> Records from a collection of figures
* start *
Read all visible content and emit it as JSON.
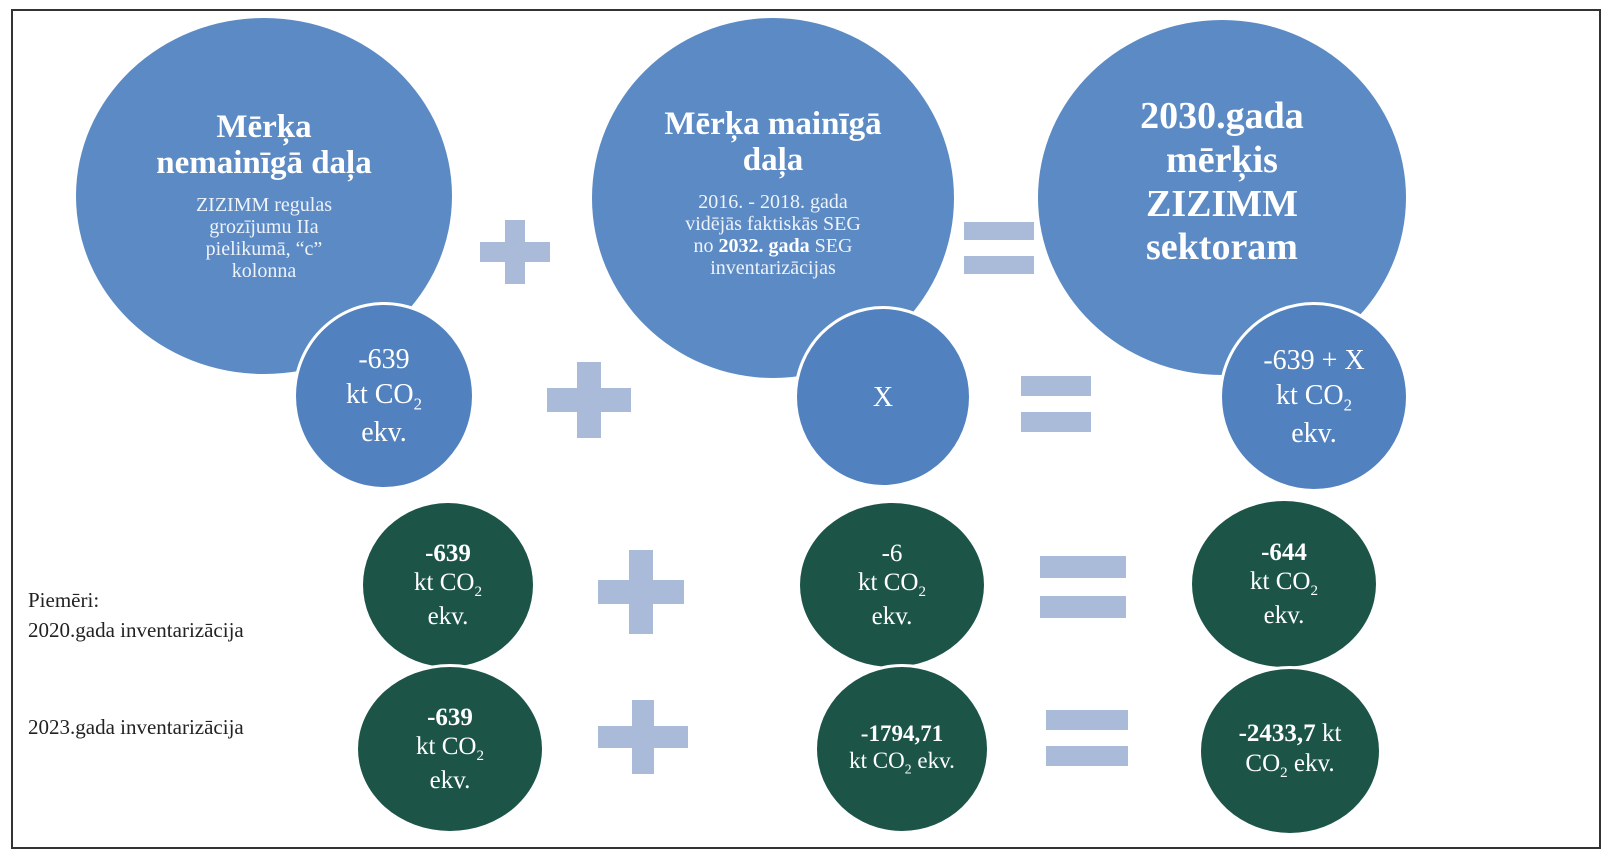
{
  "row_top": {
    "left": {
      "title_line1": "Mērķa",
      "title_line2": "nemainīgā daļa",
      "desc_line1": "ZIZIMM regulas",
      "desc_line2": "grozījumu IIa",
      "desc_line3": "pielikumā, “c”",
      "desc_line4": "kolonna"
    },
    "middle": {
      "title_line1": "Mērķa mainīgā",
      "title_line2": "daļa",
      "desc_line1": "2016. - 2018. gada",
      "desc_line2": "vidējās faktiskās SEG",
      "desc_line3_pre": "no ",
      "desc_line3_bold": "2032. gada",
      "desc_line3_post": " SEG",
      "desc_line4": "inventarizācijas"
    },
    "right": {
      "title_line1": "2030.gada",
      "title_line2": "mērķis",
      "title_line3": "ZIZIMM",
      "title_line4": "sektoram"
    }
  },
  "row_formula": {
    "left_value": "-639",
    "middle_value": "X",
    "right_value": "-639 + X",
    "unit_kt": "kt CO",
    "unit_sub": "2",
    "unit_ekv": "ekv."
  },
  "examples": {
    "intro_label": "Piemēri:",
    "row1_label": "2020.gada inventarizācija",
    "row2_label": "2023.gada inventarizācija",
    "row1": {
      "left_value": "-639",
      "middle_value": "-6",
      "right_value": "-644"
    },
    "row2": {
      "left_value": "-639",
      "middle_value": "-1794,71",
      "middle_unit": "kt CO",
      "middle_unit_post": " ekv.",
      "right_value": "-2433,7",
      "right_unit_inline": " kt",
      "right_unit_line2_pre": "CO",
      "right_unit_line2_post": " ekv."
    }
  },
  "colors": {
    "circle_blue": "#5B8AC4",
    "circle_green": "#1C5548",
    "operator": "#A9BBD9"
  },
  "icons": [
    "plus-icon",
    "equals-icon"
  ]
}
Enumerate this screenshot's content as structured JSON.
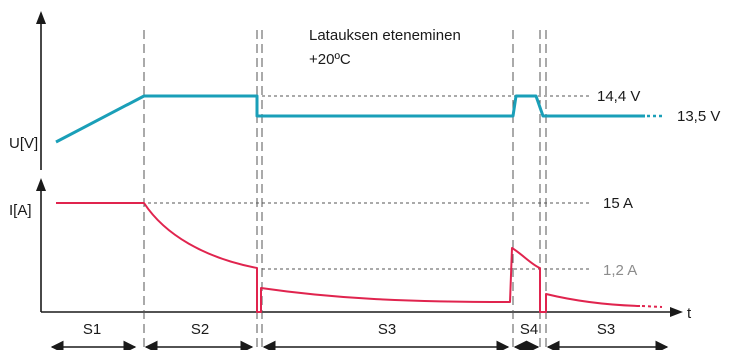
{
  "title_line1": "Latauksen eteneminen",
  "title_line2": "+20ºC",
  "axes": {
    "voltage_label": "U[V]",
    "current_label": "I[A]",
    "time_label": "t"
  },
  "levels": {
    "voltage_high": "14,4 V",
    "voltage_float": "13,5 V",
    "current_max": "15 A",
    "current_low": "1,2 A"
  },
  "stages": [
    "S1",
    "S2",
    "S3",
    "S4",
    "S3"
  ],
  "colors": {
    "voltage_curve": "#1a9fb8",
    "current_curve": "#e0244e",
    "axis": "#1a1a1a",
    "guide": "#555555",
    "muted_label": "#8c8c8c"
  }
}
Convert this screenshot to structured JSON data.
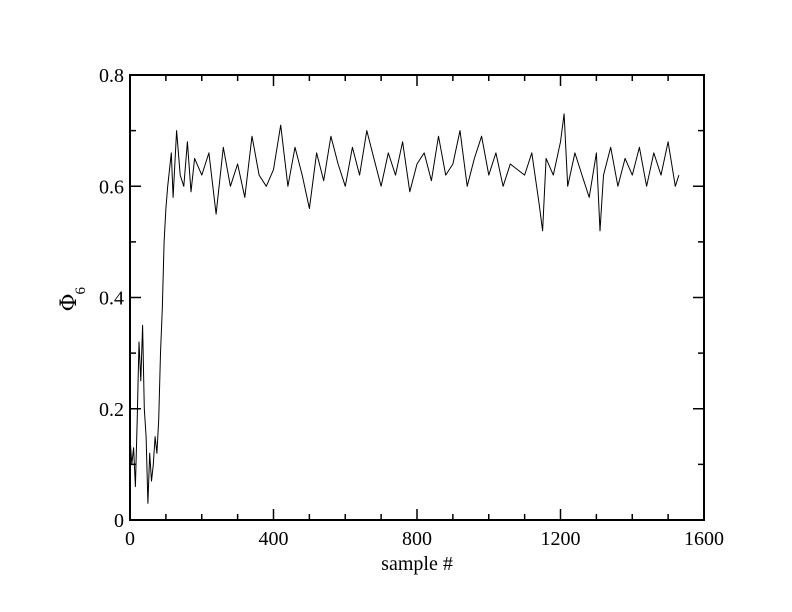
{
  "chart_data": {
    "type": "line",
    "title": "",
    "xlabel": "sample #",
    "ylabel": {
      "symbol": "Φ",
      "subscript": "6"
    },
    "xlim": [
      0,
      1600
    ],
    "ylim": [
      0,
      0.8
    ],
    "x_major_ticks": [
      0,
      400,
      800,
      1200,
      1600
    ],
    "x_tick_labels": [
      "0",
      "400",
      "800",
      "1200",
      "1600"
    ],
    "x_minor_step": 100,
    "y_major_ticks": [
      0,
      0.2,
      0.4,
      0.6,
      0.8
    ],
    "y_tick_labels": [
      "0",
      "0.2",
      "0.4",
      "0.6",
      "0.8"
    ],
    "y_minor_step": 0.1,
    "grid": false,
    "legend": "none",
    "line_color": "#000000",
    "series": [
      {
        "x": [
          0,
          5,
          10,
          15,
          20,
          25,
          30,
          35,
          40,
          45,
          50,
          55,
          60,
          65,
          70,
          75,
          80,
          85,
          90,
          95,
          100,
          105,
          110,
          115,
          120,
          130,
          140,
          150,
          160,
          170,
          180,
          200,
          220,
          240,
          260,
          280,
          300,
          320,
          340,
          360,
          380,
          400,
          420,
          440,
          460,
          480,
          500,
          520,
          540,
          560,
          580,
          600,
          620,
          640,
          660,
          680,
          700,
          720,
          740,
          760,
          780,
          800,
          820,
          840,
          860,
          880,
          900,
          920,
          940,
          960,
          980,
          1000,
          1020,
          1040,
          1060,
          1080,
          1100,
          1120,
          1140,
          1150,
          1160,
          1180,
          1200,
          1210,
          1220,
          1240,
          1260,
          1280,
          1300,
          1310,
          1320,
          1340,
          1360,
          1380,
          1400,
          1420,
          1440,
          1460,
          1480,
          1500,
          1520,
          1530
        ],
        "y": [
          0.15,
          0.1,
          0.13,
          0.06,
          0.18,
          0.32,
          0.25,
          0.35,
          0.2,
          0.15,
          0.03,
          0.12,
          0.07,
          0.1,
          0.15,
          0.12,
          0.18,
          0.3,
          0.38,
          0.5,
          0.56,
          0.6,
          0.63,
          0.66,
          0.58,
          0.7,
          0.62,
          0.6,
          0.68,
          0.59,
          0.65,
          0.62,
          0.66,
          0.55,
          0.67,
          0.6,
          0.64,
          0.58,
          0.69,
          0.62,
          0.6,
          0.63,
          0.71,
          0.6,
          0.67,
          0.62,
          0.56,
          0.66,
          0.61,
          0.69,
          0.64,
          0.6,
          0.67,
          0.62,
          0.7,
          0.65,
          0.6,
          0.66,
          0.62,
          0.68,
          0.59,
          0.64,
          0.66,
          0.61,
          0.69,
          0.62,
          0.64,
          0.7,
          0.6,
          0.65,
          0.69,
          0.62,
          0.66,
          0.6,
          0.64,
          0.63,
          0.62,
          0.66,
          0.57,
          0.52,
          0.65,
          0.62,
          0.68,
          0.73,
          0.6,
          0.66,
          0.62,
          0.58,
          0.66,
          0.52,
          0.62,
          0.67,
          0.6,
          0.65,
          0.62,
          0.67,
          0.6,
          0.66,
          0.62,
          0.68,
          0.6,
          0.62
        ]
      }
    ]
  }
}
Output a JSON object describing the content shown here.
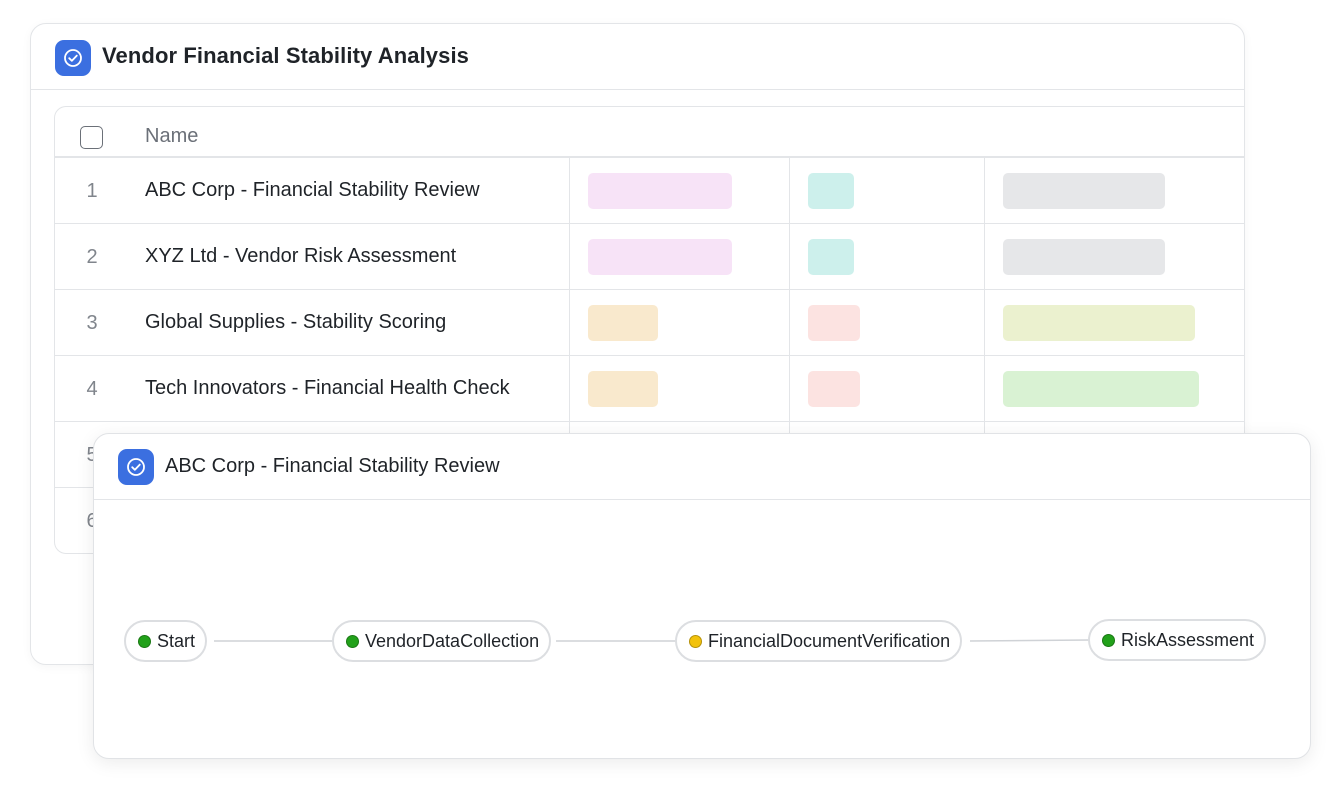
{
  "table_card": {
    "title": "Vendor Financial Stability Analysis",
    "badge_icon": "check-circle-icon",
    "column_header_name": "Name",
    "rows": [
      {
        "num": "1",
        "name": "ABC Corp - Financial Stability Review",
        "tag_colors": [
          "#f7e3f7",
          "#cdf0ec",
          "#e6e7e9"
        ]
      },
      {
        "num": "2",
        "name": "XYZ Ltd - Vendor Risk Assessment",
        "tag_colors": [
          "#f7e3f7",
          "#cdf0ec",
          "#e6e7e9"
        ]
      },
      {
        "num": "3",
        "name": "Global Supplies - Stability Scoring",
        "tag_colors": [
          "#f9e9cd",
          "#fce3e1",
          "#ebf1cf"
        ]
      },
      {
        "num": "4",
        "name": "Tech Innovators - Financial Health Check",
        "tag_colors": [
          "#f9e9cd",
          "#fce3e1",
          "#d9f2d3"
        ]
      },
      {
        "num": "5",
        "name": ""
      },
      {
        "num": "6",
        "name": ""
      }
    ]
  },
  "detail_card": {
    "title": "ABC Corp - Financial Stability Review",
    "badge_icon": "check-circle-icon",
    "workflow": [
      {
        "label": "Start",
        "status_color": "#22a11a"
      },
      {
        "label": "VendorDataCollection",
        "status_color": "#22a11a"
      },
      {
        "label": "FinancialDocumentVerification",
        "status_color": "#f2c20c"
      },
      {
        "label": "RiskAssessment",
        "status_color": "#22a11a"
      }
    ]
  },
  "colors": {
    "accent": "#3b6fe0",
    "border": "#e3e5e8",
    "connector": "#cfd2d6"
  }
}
* end *
> STATED GOAL
Your copy should hold every record word for word and none of the pictures.

> EXERCISE SOLUTION
Read all visible content and emit it as JSON.
{
  "row_top": {
    "left": {
      "title_line1": "Mērķa",
      "title_line2": "nemainīgā daļa",
      "desc_line1": "ZIZIMM regulas",
      "desc_line2": "grozījumu IIa",
      "desc_line3": "pielikumā, “c”",
      "desc_line4": "kolonna"
    },
    "middle": {
      "title_line1": "Mērķa mainīgā",
      "title_line2": "daļa",
      "desc_line1": "2016. - 2018. gada",
      "desc_line2": "vidējās faktiskās SEG",
      "desc_line3_pre": "no ",
      "desc_line3_bold": "2032. gada",
      "desc_line3_post": " SEG",
      "desc_line4": "inventarizācijas"
    },
    "right": {
      "title_line1": "2030.gada",
      "title_line2": "mērķis",
      "title_line3": "ZIZIMM",
      "title_line4": "sektoram"
    }
  },
  "row_formula": {
    "left_value": "-639",
    "middle_value": "X",
    "right_value": "-639 + X",
    "unit_kt": "kt CO",
    "unit_sub": "2",
    "unit_ekv": "ekv."
  },
  "examples": {
    "intro_label": "Piemēri:",
    "row1_label": "2020.gada inventarizācija",
    "row2_label": "2023.gada inventarizācija",
    "row1": {
      "left_value": "-639",
      "middle_value": "-6",
      "right_value": "-644"
    },
    "row2": {
      "left_value": "-639",
      "middle_value": "-1794,71",
      "middle_unit": "kt CO",
      "middle_unit_post": " ekv.",
      "right_value": "-2433,7",
      "right_unit_inline": " kt",
      "right_unit_line2_pre": "CO",
      "right_unit_line2_post": " ekv."
    }
  },
  "colors": {
    "circle_blue": "#5B8AC4",
    "circle_green": "#1C5548",
    "operator": "#A9BBD9"
  },
  "icons": [
    "plus-icon",
    "equals-icon"
  ]
}
Enumerate this screenshot's content as structured JSON.
{
  "title_line1": "Latauksen eteneminen",
  "title_line2": "+20ºC",
  "axes": {
    "voltage_label": "U[V]",
    "current_label": "I[A]",
    "time_label": "t"
  },
  "levels": {
    "voltage_high": "14,4 V",
    "voltage_float": "13,5 V",
    "current_max": "15 A",
    "current_low": "1,2 A"
  },
  "stages": [
    "S1",
    "S2",
    "S3",
    "S4",
    "S3"
  ],
  "colors": {
    "voltage_curve": "#1a9fb8",
    "current_curve": "#e0244e",
    "axis": "#1a1a1a",
    "guide": "#555555",
    "muted_label": "#8c8c8c"
  }
}
Convert this screenshot to structured JSON data.
{
  "chart_data": {
    "type": "line",
    "title": "",
    "xlabel": "sample #",
    "ylabel": {
      "symbol": "Φ",
      "subscript": "6"
    },
    "xlim": [
      0,
      1600
    ],
    "ylim": [
      0,
      0.8
    ],
    "x_major_ticks": [
      0,
      400,
      800,
      1200,
      1600
    ],
    "x_tick_labels": [
      "0",
      "400",
      "800",
      "1200",
      "1600"
    ],
    "x_minor_step": 100,
    "y_major_ticks": [
      0,
      0.2,
      0.4,
      0.6,
      0.8
    ],
    "y_tick_labels": [
      "0",
      "0.2",
      "0.4",
      "0.6",
      "0.8"
    ],
    "y_minor_step": 0.1,
    "grid": false,
    "legend": "none",
    "line_color": "#000000",
    "series": [
      {
        "x": [
          0,
          5,
          10,
          15,
          20,
          25,
          30,
          35,
          40,
          45,
          50,
          55,
          60,
          65,
          70,
          75,
          80,
          85,
          90,
          95,
          100,
          105,
          110,
          115,
          120,
          130,
          140,
          150,
          160,
          170,
          180,
          200,
          220,
          240,
          260,
          280,
          300,
          320,
          340,
          360,
          380,
          400,
          420,
          440,
          460,
          480,
          500,
          520,
          540,
          560,
          580,
          600,
          620,
          640,
          660,
          680,
          700,
          720,
          740,
          760,
          780,
          800,
          820,
          840,
          860,
          880,
          900,
          920,
          940,
          960,
          980,
          1000,
          1020,
          1040,
          1060,
          1080,
          1100,
          1120,
          1140,
          1150,
          1160,
          1180,
          1200,
          1210,
          1220,
          1240,
          1260,
          1280,
          1300,
          1310,
          1320,
          1340,
          1360,
          1380,
          1400,
          1420,
          1440,
          1460,
          1480,
          1500,
          1520,
          1530
        ],
        "y": [
          0.15,
          0.1,
          0.13,
          0.06,
          0.18,
          0.32,
          0.25,
          0.35,
          0.2,
          0.15,
          0.03,
          0.12,
          0.07,
          0.1,
          0.15,
          0.12,
          0.18,
          0.3,
          0.38,
          0.5,
          0.56,
          0.6,
          0.63,
          0.66,
          0.58,
          0.7,
          0.62,
          0.6,
          0.68,
          0.59,
          0.65,
          0.62,
          0.66,
          0.55,
          0.67,
          0.6,
          0.64,
          0.58,
          0.69,
          0.62,
          0.6,
          0.63,
          0.71,
          0.6,
          0.67,
          0.62,
          0.56,
          0.66,
          0.61,
          0.69,
          0.64,
          0.6,
          0.67,
          0.62,
          0.7,
          0.65,
          0.6,
          0.66,
          0.62,
          0.68,
          0.59,
          0.64,
          0.66,
          0.61,
          0.69,
          0.62,
          0.64,
          0.7,
          0.6,
          0.65,
          0.69,
          0.62,
          0.66,
          0.6,
          0.64,
          0.63,
          0.62,
          0.66,
          0.57,
          0.52,
          0.65,
          0.62,
          0.68,
          0.73,
          0.6,
          0.66,
          0.62,
          0.58,
          0.66,
          0.52,
          0.62,
          0.67,
          0.6,
          0.65,
          0.62,
          0.67,
          0.6,
          0.66,
          0.62,
          0.68,
          0.6,
          0.62
        ]
      }
    ]
  }
}
Output a JSON object describing the content shown here.
{
  "table_card": {
    "title": "Vendor Financial Stability Analysis",
    "badge_icon": "check-circle-icon",
    "column_header_name": "Name",
    "rows": [
      {
        "num": "1",
        "name": "ABC Corp - Financial Stability Review",
        "tag_colors": [
          "#f7e3f7",
          "#cdf0ec",
          "#e6e7e9"
        ]
      },
      {
        "num": "2",
        "name": "XYZ Ltd - Vendor Risk Assessment",
        "tag_colors": [
          "#f7e3f7",
          "#cdf0ec",
          "#e6e7e9"
        ]
      },
      {
        "num": "3",
        "name": "Global Supplies - Stability Scoring",
        "tag_colors": [
          "#f9e9cd",
          "#fce3e1",
          "#ebf1cf"
        ]
      },
      {
        "num": "4",
        "name": "Tech Innovators - Financial Health Check",
        "tag_colors": [
          "#f9e9cd",
          "#fce3e1",
          "#d9f2d3"
        ]
      },
      {
        "num": "5",
        "name": ""
      },
      {
        "num": "6",
        "name": ""
      }
    ]
  },
  "detail_card": {
    "title": "ABC Corp - Financial Stability Review",
    "badge_icon": "check-circle-icon",
    "workflow": [
      {
        "label": "Start",
        "status_color": "#22a11a"
      },
      {
        "label": "VendorDataCollection",
        "status_color": "#22a11a"
      },
      {
        "label": "FinancialDocumentVerification",
        "status_color": "#f2c20c"
      },
      {
        "label": "RiskAssessment",
        "status_color": "#22a11a"
      }
    ]
  },
  "colors": {
    "accent": "#3b6fe0",
    "border": "#e3e5e8",
    "connector": "#cfd2d6"
  }
}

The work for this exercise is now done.